··· RECORDS FOR THE EXERCISE ···

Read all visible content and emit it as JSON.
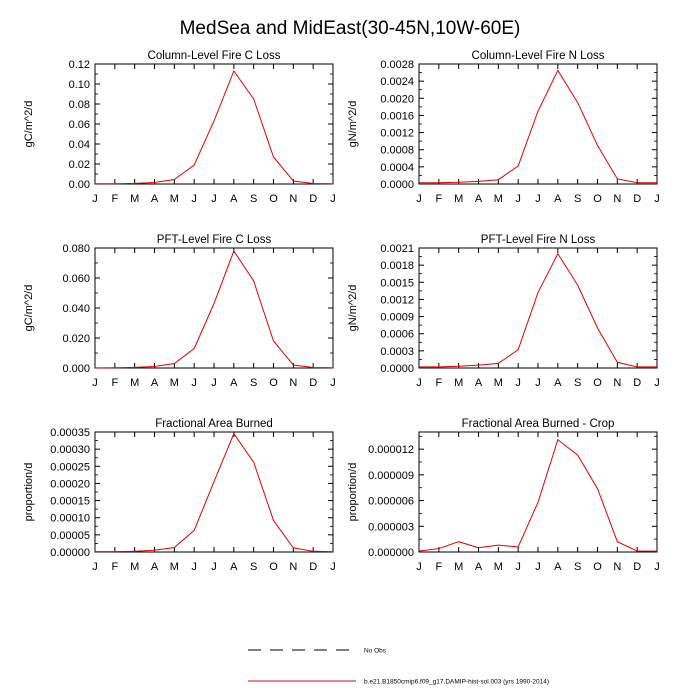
{
  "figure": {
    "title": "MedSea and MidEast(30-45N,10W-60E)"
  },
  "legend": {
    "position": "bottom-center",
    "items": [
      {
        "label": "No Obs",
        "style": "dashed",
        "color": "#000000"
      },
      {
        "label": "b.e21.B1850cmip6.f09_g17.DAMIP-hist-sol.003 (yrs 1990-2014)",
        "style": "solid",
        "color": "#e60000"
      }
    ]
  },
  "chart_data": [
    {
      "type": "line",
      "title": "Column-Level Fire C Loss",
      "ylabel": "gC/m^2/d",
      "x": [
        "J",
        "F",
        "M",
        "A",
        "M",
        "J",
        "J",
        "A",
        "S",
        "O",
        "N",
        "D",
        "J"
      ],
      "ylim": [
        0,
        0.12
      ],
      "yticks": [
        "0.00",
        "0.02",
        "0.04",
        "0.06",
        "0.08",
        "0.10",
        "0.12"
      ],
      "ytick_values": [
        0,
        0.02,
        0.04,
        0.06,
        0.08,
        0.1,
        0.12
      ],
      "series": [
        {
          "color": "#e60000",
          "values": [
            0.0002,
            0.0003,
            0.0006,
            0.0015,
            0.0045,
            0.019,
            0.063,
            0.113,
            0.085,
            0.027,
            0.003,
            0.0005,
            0.0003
          ]
        }
      ]
    },
    {
      "type": "line",
      "title": "Column-Level Fire N Loss",
      "ylabel": "gN/m^2/d",
      "x": [
        "J",
        "F",
        "M",
        "A",
        "M",
        "J",
        "J",
        "A",
        "S",
        "O",
        "N",
        "D",
        "J"
      ],
      "ylim": [
        0,
        0.0028
      ],
      "yticks": [
        "0.0000",
        "0.0004",
        "0.0008",
        "0.0012",
        "0.0016",
        "0.0020",
        "0.0024",
        "0.0028"
      ],
      "ytick_values": [
        0,
        0.0004,
        0.0008,
        0.0012,
        0.0016,
        0.002,
        0.0024,
        0.0028
      ],
      "series": [
        {
          "color": "#e60000",
          "values": [
            3e-05,
            3e-05,
            4e-05,
            6e-05,
            0.0001,
            0.00042,
            0.0017,
            0.00265,
            0.0019,
            0.0009,
            0.00012,
            3e-05,
            3e-05
          ]
        }
      ]
    },
    {
      "type": "line",
      "title": "PFT-Level Fire C Loss",
      "ylabel": "gC/m^2/d",
      "x": [
        "J",
        "F",
        "M",
        "A",
        "M",
        "J",
        "J",
        "A",
        "S",
        "O",
        "N",
        "D",
        "J"
      ],
      "ylim": [
        0,
        0.08
      ],
      "yticks": [
        "0.000",
        "0.020",
        "0.040",
        "0.060",
        "0.080"
      ],
      "ytick_values": [
        0,
        0.02,
        0.04,
        0.06,
        0.08
      ],
      "series": [
        {
          "color": "#e60000",
          "values": [
            0.0001,
            0.0002,
            0.0004,
            0.001,
            0.003,
            0.013,
            0.043,
            0.078,
            0.058,
            0.018,
            0.002,
            0.0003,
            0.0002
          ]
        }
      ]
    },
    {
      "type": "line",
      "title": "PFT-Level Fire N Loss",
      "ylabel": "gN/m^2/d",
      "x": [
        "J",
        "F",
        "M",
        "A",
        "M",
        "J",
        "J",
        "A",
        "S",
        "O",
        "N",
        "D",
        "J"
      ],
      "ylim": [
        0,
        0.0021
      ],
      "yticks": [
        "0.0000",
        "0.0003",
        "0.0006",
        "0.0009",
        "0.0012",
        "0.0015",
        "0.0018",
        "0.0021"
      ],
      "ytick_values": [
        0,
        0.0003,
        0.0006,
        0.0009,
        0.0012,
        0.0015,
        0.0018,
        0.0021
      ],
      "series": [
        {
          "color": "#e60000",
          "values": [
            2e-05,
            2e-05,
            3e-05,
            5e-05,
            8e-05,
            0.00032,
            0.00132,
            0.002,
            0.00145,
            0.0007,
            0.0001,
            2e-05,
            2e-05
          ]
        }
      ]
    },
    {
      "type": "line",
      "title": "Fractional Area Burned",
      "ylabel": "proportion/d",
      "x": [
        "J",
        "F",
        "M",
        "A",
        "M",
        "J",
        "J",
        "A",
        "S",
        "O",
        "N",
        "D",
        "J"
      ],
      "ylim": [
        0,
        0.00035
      ],
      "yticks": [
        "0.00000",
        "0.00005",
        "0.00010",
        "0.00015",
        "0.00020",
        "0.00025",
        "0.00030",
        "0.00035"
      ],
      "ytick_values": [
        0,
        5e-05,
        0.0001,
        0.00015,
        0.0002,
        0.00025,
        0.0003,
        0.00035
      ],
      "series": [
        {
          "color": "#e60000",
          "values": [
            1e-06,
            1e-06,
            2e-06,
            5e-06,
            1.3e-05,
            6.3e-05,
            0.000205,
            0.000345,
            0.000262,
            9.2e-05,
            1.2e-05,
            2e-06,
            1e-06
          ]
        }
      ]
    },
    {
      "type": "line",
      "title": "Fractional Area Burned - Crop",
      "ylabel": "proportion/d",
      "x": [
        "J",
        "F",
        "M",
        "A",
        "M",
        "J",
        "J",
        "A",
        "S",
        "O",
        "N",
        "D",
        "J"
      ],
      "ylim": [
        0,
        1.4e-05
      ],
      "yticks": [
        "0.000000",
        "0.000003",
        "0.000006",
        "0.000009",
        "0.000012"
      ],
      "ytick_values": [
        0,
        3e-06,
        6e-06,
        9e-06,
        1.2e-05
      ],
      "series": [
        {
          "color": "#e60000",
          "values": [
            1e-07,
            4e-07,
            1.2e-06,
            5e-07,
            8e-07,
            6e-07,
            5.8e-06,
            1.31e-05,
            1.13e-05,
            7.4e-06,
            1.2e-06,
            1e-07,
            1e-07
          ]
        }
      ]
    }
  ]
}
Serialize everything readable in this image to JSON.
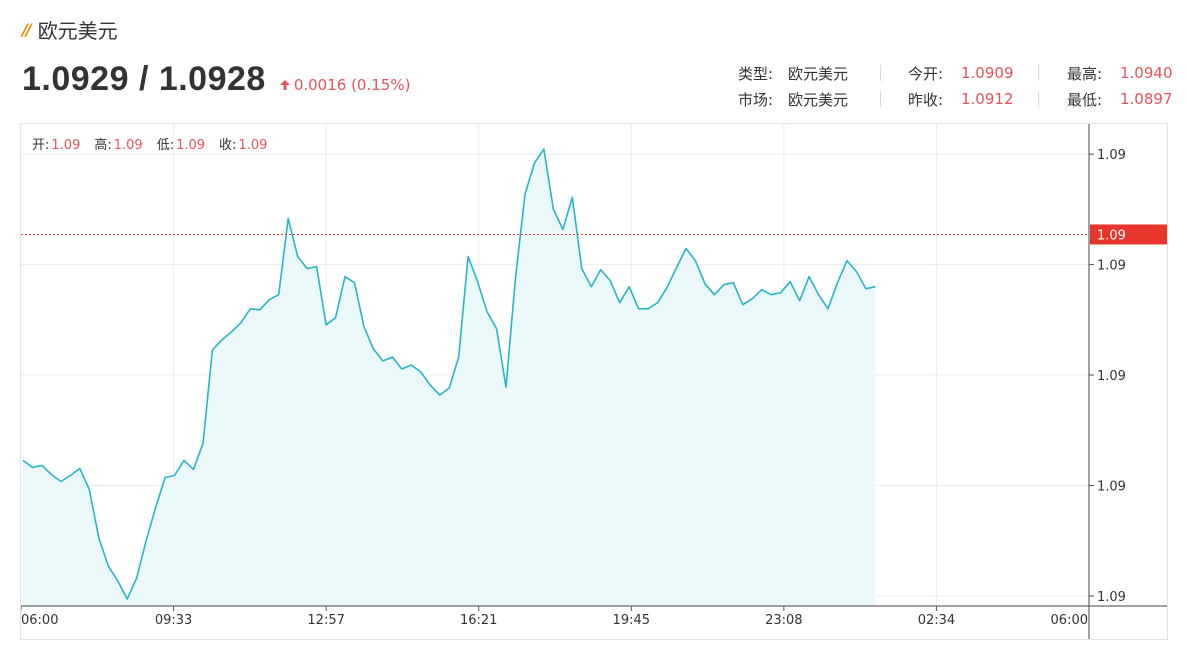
{
  "header": {
    "title": "欧元美元",
    "price": "1.0929 / 1.0928",
    "change": "0.0016 (0.15%)"
  },
  "info": {
    "type_label": "类型:",
    "type_value": "欧元美元",
    "market_label": "市场:",
    "market_value": "欧元美元",
    "open_label": "今开:",
    "open_value": "1.0909",
    "prevclose_label": "昨收:",
    "prevclose_value": "1.0912",
    "high_label": "最高:",
    "high_value": "1.0940",
    "low_label": "最低:",
    "low_value": "1.0897"
  },
  "ohlc": {
    "open_label": "开:",
    "open_value": "1.09",
    "high_label": "高:",
    "high_value": "1.09",
    "low_label": "低:",
    "low_value": "1.09",
    "close_label": "收:",
    "close_value": "1.09"
  },
  "colors": {
    "line": "#27b5c8",
    "fill": "#eaf8fa",
    "current": "#e8352b",
    "up": "#e8535b"
  },
  "chart_data": {
    "type": "area",
    "x_tick_labels": [
      "06:00",
      "09:33",
      "12:57",
      "16:21",
      "19:45",
      "23:08",
      "02:34",
      "06:00"
    ],
    "y_tick_labels": [
      "1.09",
      "1.09",
      "1.09",
      "1.09",
      "1.09"
    ],
    "y_ticks": [
      1.0936,
      1.0925,
      1.0914,
      1.0903,
      1.0892
    ],
    "ylim": [
      1.0891,
      1.0939
    ],
    "current_value": 1.0928,
    "current_label": "1.09",
    "series": [
      {
        "x": [
          0,
          1,
          2,
          3,
          4,
          5,
          6,
          7,
          8,
          9,
          10,
          11,
          12,
          13,
          14,
          15,
          16,
          17,
          18,
          19,
          20,
          21,
          22,
          23,
          24,
          25,
          26,
          27,
          28,
          29,
          30,
          31,
          32,
          33,
          34,
          35,
          36,
          37,
          38,
          39,
          40,
          41,
          42,
          43,
          44,
          45,
          46,
          47,
          48,
          49,
          50,
          51,
          52,
          53,
          54,
          55,
          56,
          57,
          58,
          59,
          60,
          61,
          62,
          63,
          64,
          65,
          66,
          67,
          68,
          69,
          70,
          71,
          72,
          73,
          74,
          75,
          76,
          77,
          78,
          79,
          80,
          81,
          82,
          83,
          84,
          85,
          86,
          87,
          88,
          89,
          90
        ],
        "y": [
          1.09055,
          1.09048,
          1.0905,
          1.09041,
          1.09034,
          1.0904,
          1.09047,
          1.09026,
          1.08978,
          1.0895,
          1.08935,
          1.08917,
          1.08938,
          1.08975,
          1.09008,
          1.09038,
          1.0904,
          1.09055,
          1.09046,
          1.09072,
          1.09165,
          1.09175,
          1.09183,
          1.09192,
          1.09206,
          1.09205,
          1.09215,
          1.0922,
          1.09296,
          1.09258,
          1.09246,
          1.09248,
          1.0919,
          1.09197,
          1.09238,
          1.09232,
          1.09188,
          1.09166,
          1.09154,
          1.09158,
          1.09146,
          1.0915,
          1.09143,
          1.0913,
          1.0912,
          1.09127,
          1.09158,
          1.09258,
          1.09233,
          1.09203,
          1.09186,
          1.09128,
          1.09237,
          1.0932,
          1.09351,
          1.09365,
          1.09305,
          1.09285,
          1.09317,
          1.09246,
          1.09228,
          1.09245,
          1.09234,
          1.09212,
          1.09228,
          1.09206,
          1.09206,
          1.09212,
          1.09227,
          1.09247,
          1.09266,
          1.09254,
          1.09231,
          1.0922,
          1.0923,
          1.09232,
          1.0921,
          1.09216,
          1.09225,
          1.0922,
          1.09222,
          1.09233,
          1.09214,
          1.09238,
          1.0922,
          1.09206,
          1.09232,
          1.09254,
          1.09243,
          1.09226,
          1.09228
        ]
      }
    ],
    "session_fraction_drawn": 0.8,
    "grid": true,
    "legend": "none"
  }
}
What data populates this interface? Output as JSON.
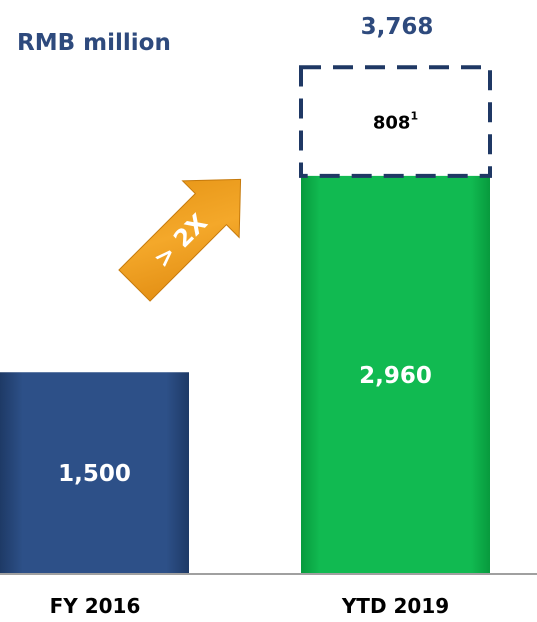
{
  "chart_data": {
    "type": "bar",
    "unit_label": "RMB million",
    "categories": [
      "FY 2016",
      "YTD 2019"
    ],
    "series": [
      {
        "values": [
          1500,
          2960
        ]
      },
      {
        "values": [
          0,
          808
        ]
      }
    ],
    "data_labels": [
      "1,500",
      "2,960"
    ],
    "incremental_label": "808",
    "incremental_footnote": "1",
    "total_label": "3,768",
    "total_value": 3768,
    "growth_annotation": "> 2X",
    "colors": {
      "fy2016_bar": "#2B4C7E",
      "ytd2019_bar": "#0DB14B",
      "dashed_outline": "#1F3864",
      "unit_text": "#2E4A7D",
      "total_text": "#2E4A7D",
      "arrow": "#F0A020",
      "axis": "#999999"
    },
    "grid": false
  }
}
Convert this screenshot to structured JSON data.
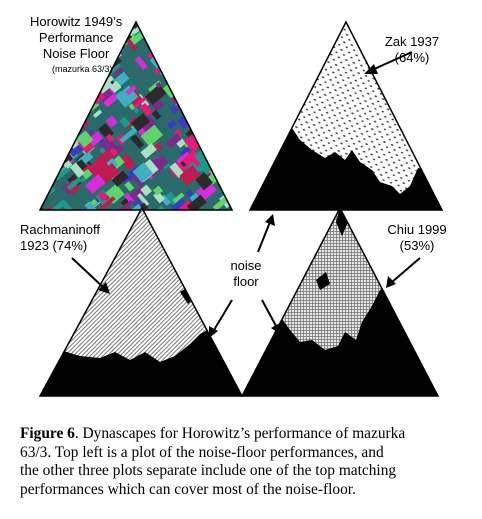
{
  "panels": {
    "top_left": {
      "title_lines": [
        "Horowitz 1949’s",
        "Performance",
        "Noise Floor"
      ],
      "subtitle": "(mazurka 63/3)"
    },
    "top_right": {
      "title": "Zak 1937",
      "percent": "(64%)"
    },
    "bottom_left": {
      "title": "Rachmaninoff",
      "subtitle": "1923  (74%)"
    },
    "bottom_right": {
      "title": "Chiu 1999",
      "percent": "(53%)"
    },
    "center_label_lines": [
      "noise",
      "floor"
    ]
  },
  "caption": {
    "figure_label": "Figure 6",
    "lines": [
      ". Dynascapes for Horowitz’s performance of mazurka",
      "63/3.  Top left is a plot of the noise-floor performances, and",
      "the other three plots separate include one of the top matching",
      "performances which can cover most of the noise-floor."
    ]
  },
  "colors": {
    "mosaic": [
      "#1a9a8a",
      "#e8197a",
      "#d92bd9",
      "#3a3ac8",
      "#5fd46a",
      "#2a2a2a",
      "#a8e0c0",
      "#c01a50",
      "#3fb0c0",
      "#7a2a8a"
    ],
    "noise_floor": "#000000",
    "background": "#ffffff"
  }
}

···

→ CHALLENGE
Retype verbatim only the lines beginning with the line that contains "Convert this screenshot" and ending with the last line of the listing above; pictures are to be excluded.

→ RIGHT ANSWER
Convert this screenshot to structured JSON data.
{
  "panels": {
    "top_left": {
      "title_lines": [
        "Horowitz 1949’s",
        "Performance",
        "Noise Floor"
      ],
      "subtitle": "(mazurka 63/3)"
    },
    "top_right": {
      "title": "Zak 1937",
      "percent": "(64%)"
    },
    "bottom_left": {
      "title": "Rachmaninoff",
      "subtitle": "1923  (74%)"
    },
    "bottom_right": {
      "title": "Chiu 1999",
      "percent": "(53%)"
    },
    "center_label_lines": [
      "noise",
      "floor"
    ]
  },
  "caption": {
    "figure_label": "Figure 6",
    "lines": [
      ". Dynascapes for Horowitz’s performance of mazurka",
      "63/3.  Top left is a plot of the noise-floor performances, and",
      "the other three plots separate include one of the top matching",
      "performances which can cover most of the noise-floor."
    ]
  },
  "colors": {
    "mosaic": [
      "#1a9a8a",
      "#e8197a",
      "#d92bd9",
      "#3a3ac8",
      "#5fd46a",
      "#2a2a2a",
      "#a8e0c0",
      "#c01a50",
      "#3fb0c0",
      "#7a2a8a"
    ],
    "noise_floor": "#000000",
    "background": "#ffffff"
  }
}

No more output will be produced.